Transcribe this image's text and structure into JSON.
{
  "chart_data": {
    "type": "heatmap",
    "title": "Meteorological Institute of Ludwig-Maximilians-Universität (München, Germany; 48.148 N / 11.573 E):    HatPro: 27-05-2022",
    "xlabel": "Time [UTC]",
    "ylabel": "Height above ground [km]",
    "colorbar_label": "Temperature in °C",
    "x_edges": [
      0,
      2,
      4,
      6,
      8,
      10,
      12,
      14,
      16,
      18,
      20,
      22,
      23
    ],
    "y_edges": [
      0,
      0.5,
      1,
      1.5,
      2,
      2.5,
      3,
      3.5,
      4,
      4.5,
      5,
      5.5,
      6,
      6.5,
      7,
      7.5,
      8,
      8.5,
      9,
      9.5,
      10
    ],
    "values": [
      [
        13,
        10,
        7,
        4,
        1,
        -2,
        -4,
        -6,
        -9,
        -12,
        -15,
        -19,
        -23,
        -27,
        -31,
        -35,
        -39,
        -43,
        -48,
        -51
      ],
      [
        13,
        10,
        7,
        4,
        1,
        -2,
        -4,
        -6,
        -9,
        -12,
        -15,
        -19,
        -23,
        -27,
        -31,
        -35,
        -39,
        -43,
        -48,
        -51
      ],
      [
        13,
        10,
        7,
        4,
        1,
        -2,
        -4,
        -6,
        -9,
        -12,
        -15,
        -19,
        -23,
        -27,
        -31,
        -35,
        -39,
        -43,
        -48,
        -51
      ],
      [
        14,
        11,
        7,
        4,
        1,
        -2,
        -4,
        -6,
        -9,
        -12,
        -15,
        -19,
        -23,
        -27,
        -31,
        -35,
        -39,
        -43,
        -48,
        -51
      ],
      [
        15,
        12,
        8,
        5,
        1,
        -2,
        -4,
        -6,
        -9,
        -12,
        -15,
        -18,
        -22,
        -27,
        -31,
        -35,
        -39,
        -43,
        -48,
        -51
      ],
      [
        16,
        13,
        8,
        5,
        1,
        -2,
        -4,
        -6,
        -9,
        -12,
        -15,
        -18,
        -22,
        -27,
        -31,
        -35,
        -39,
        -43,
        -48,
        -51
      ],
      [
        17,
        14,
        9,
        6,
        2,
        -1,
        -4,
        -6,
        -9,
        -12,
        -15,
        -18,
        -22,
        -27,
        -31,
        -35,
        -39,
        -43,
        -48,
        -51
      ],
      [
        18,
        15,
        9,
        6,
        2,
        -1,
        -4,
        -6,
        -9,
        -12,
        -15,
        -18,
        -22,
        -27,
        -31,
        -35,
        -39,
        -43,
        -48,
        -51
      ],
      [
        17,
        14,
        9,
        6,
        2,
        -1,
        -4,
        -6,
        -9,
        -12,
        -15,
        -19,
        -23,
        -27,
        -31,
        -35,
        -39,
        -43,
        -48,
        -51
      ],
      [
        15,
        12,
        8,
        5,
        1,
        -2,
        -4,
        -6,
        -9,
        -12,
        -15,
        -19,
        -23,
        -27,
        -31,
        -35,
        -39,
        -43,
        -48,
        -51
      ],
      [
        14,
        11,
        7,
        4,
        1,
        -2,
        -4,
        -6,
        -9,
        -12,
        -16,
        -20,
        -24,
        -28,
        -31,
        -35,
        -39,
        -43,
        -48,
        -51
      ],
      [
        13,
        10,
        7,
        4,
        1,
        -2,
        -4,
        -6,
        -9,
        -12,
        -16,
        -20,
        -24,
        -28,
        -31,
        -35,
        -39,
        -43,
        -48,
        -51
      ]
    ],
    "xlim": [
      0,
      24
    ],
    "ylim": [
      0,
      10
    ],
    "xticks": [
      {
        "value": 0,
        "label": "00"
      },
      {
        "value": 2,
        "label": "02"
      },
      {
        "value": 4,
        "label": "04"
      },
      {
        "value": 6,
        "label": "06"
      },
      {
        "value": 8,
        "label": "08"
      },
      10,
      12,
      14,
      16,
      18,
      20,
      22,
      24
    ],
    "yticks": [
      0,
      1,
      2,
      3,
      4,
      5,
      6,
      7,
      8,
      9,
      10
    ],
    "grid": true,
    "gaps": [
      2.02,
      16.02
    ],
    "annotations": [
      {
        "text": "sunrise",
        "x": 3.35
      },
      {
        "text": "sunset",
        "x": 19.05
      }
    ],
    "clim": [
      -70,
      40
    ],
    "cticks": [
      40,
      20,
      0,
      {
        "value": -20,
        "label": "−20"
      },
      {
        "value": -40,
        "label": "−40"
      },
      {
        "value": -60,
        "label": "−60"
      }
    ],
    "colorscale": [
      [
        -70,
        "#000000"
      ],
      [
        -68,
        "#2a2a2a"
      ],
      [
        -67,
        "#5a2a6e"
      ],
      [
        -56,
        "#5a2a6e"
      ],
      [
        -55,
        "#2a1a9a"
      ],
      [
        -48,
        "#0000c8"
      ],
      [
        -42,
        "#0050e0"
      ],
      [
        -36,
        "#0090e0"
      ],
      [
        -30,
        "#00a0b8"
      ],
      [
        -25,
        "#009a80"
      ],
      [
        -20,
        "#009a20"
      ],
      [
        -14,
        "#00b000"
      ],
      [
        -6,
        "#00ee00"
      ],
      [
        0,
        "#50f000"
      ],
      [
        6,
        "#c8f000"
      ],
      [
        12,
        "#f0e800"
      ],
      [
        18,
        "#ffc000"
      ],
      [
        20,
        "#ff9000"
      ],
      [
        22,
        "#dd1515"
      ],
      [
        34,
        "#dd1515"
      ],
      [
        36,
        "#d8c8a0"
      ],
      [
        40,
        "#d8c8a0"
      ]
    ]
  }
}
○ ○ ○ ○ ○ ○ ○
[EXERCISE DIRECTIONS]
Repeat the records above in full, character for character.

[OUTPUT]
Transcribe this image's text and structure into JSON.
{
  "chart_data": {
    "type": "heatmap",
    "title": "Meteorological Institute of Ludwig-Maximilians-Universität (München, Germany; 48.148 N / 11.573 E):    HatPro: 27-05-2022",
    "xlabel": "Time [UTC]",
    "ylabel": "Height above ground [km]",
    "colorbar_label": "Temperature in °C",
    "x_edges": [
      0,
      2,
      4,
      6,
      8,
      10,
      12,
      14,
      16,
      18,
      20,
      22,
      23
    ],
    "y_edges": [
      0,
      0.5,
      1,
      1.5,
      2,
      2.5,
      3,
      3.5,
      4,
      4.5,
      5,
      5.5,
      6,
      6.5,
      7,
      7.5,
      8,
      8.5,
      9,
      9.5,
      10
    ],
    "values": [
      [
        13,
        10,
        7,
        4,
        1,
        -2,
        -4,
        -6,
        -9,
        -12,
        -15,
        -19,
        -23,
        -27,
        -31,
        -35,
        -39,
        -43,
        -48,
        -51
      ],
      [
        13,
        10,
        7,
        4,
        1,
        -2,
        -4,
        -6,
        -9,
        -12,
        -15,
        -19,
        -23,
        -27,
        -31,
        -35,
        -39,
        -43,
        -48,
        -51
      ],
      [
        13,
        10,
        7,
        4,
        1,
        -2,
        -4,
        -6,
        -9,
        -12,
        -15,
        -19,
        -23,
        -27,
        -31,
        -35,
        -39,
        -43,
        -48,
        -51
      ],
      [
        14,
        11,
        7,
        4,
        1,
        -2,
        -4,
        -6,
        -9,
        -12,
        -15,
        -19,
        -23,
        -27,
        -31,
        -35,
        -39,
        -43,
        -48,
        -51
      ],
      [
        15,
        12,
        8,
        5,
        1,
        -2,
        -4,
        -6,
        -9,
        -12,
        -15,
        -18,
        -22,
        -27,
        -31,
        -35,
        -39,
        -43,
        -48,
        -51
      ],
      [
        16,
        13,
        8,
        5,
        1,
        -2,
        -4,
        -6,
        -9,
        -12,
        -15,
        -18,
        -22,
        -27,
        -31,
        -35,
        -39,
        -43,
        -48,
        -51
      ],
      [
        17,
        14,
        9,
        6,
        2,
        -1,
        -4,
        -6,
        -9,
        -12,
        -15,
        -18,
        -22,
        -27,
        -31,
        -35,
        -39,
        -43,
        -48,
        -51
      ],
      [
        18,
        15,
        9,
        6,
        2,
        -1,
        -4,
        -6,
        -9,
        -12,
        -15,
        -18,
        -22,
        -27,
        -31,
        -35,
        -39,
        -43,
        -48,
        -51
      ],
      [
        17,
        14,
        9,
        6,
        2,
        -1,
        -4,
        -6,
        -9,
        -12,
        -15,
        -19,
        -23,
        -27,
        -31,
        -35,
        -39,
        -43,
        -48,
        -51
      ],
      [
        15,
        12,
        8,
        5,
        1,
        -2,
        -4,
        -6,
        -9,
        -12,
        -15,
        -19,
        -23,
        -27,
        -31,
        -35,
        -39,
        -43,
        -48,
        -51
      ],
      [
        14,
        11,
        7,
        4,
        1,
        -2,
        -4,
        -6,
        -9,
        -12,
        -16,
        -20,
        -24,
        -28,
        -31,
        -35,
        -39,
        -43,
        -48,
        -51
      ],
      [
        13,
        10,
        7,
        4,
        1,
        -2,
        -4,
        -6,
        -9,
        -12,
        -16,
        -20,
        -24,
        -28,
        -31,
        -35,
        -39,
        -43,
        -48,
        -51
      ]
    ],
    "xlim": [
      0,
      24
    ],
    "ylim": [
      0,
      10
    ],
    "xticks": [
      {
        "value": 0,
        "label": "00"
      },
      {
        "value": 2,
        "label": "02"
      },
      {
        "value": 4,
        "label": "04"
      },
      {
        "value": 6,
        "label": "06"
      },
      {
        "value": 8,
        "label": "08"
      },
      10,
      12,
      14,
      16,
      18,
      20,
      22,
      24
    ],
    "yticks": [
      0,
      1,
      2,
      3,
      4,
      5,
      6,
      7,
      8,
      9,
      10
    ],
    "grid": true,
    "gaps": [
      2.02,
      16.02
    ],
    "annotations": [
      {
        "text": "sunrise",
        "x": 3.35
      },
      {
        "text": "sunset",
        "x": 19.05
      }
    ],
    "clim": [
      -70,
      40
    ],
    "cticks": [
      40,
      20,
      0,
      {
        "value": -20,
        "label": "−20"
      },
      {
        "value": -40,
        "label": "−40"
      },
      {
        "value": -60,
        "label": "−60"
      }
    ],
    "colorscale": [
      [
        -70,
        "#000000"
      ],
      [
        -68,
        "#2a2a2a"
      ],
      [
        -67,
        "#5a2a6e"
      ],
      [
        -56,
        "#5a2a6e"
      ],
      [
        -55,
        "#2a1a9a"
      ],
      [
        -48,
        "#0000c8"
      ],
      [
        -42,
        "#0050e0"
      ],
      [
        -36,
        "#0090e0"
      ],
      [
        -30,
        "#00a0b8"
      ],
      [
        -25,
        "#009a80"
      ],
      [
        -20,
        "#009a20"
      ],
      [
        -14,
        "#00b000"
      ],
      [
        -6,
        "#00ee00"
      ],
      [
        0,
        "#50f000"
      ],
      [
        6,
        "#c8f000"
      ],
      [
        12,
        "#f0e800"
      ],
      [
        18,
        "#ffc000"
      ],
      [
        20,
        "#ff9000"
      ],
      [
        22,
        "#dd1515"
      ],
      [
        34,
        "#dd1515"
      ],
      [
        36,
        "#d8c8a0"
      ],
      [
        40,
        "#d8c8a0"
      ]
    ]
  }
}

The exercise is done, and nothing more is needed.